• What to work on:
Find how many lines of the listing include the string "value", and report only that figure.

··· Data supplied ···

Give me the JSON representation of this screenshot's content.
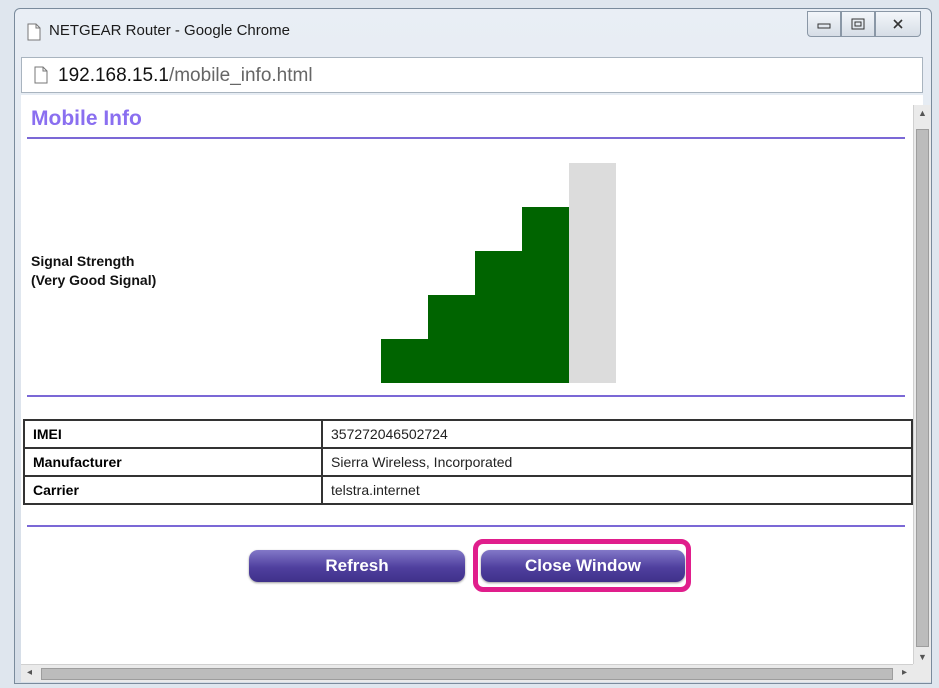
{
  "window": {
    "title": "NETGEAR Router - Google Chrome"
  },
  "address": {
    "host": "192.168.15.1",
    "path": "/mobile_info.html"
  },
  "page": {
    "title": "Mobile Info"
  },
  "signal": {
    "label_line1": "Signal Strength",
    "label_line2": "(Very Good Signal)",
    "bars_total": 5,
    "bars_filled": 4,
    "filled_color": "#006400",
    "empty_color": "#dcdcdc"
  },
  "info": {
    "rows": [
      {
        "label": "IMEI",
        "value": "357272046502724"
      },
      {
        "label": "Manufacturer",
        "value": "Sierra Wireless, Incorporated"
      },
      {
        "label": "Carrier",
        "value": "telstra.internet"
      }
    ]
  },
  "buttons": {
    "refresh": "Refresh",
    "close": "Close Window"
  },
  "colors": {
    "accent": "#8a6ff0",
    "rule": "#7b68d6",
    "highlight": "#e01e8c"
  }
}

···

• Correct result:
3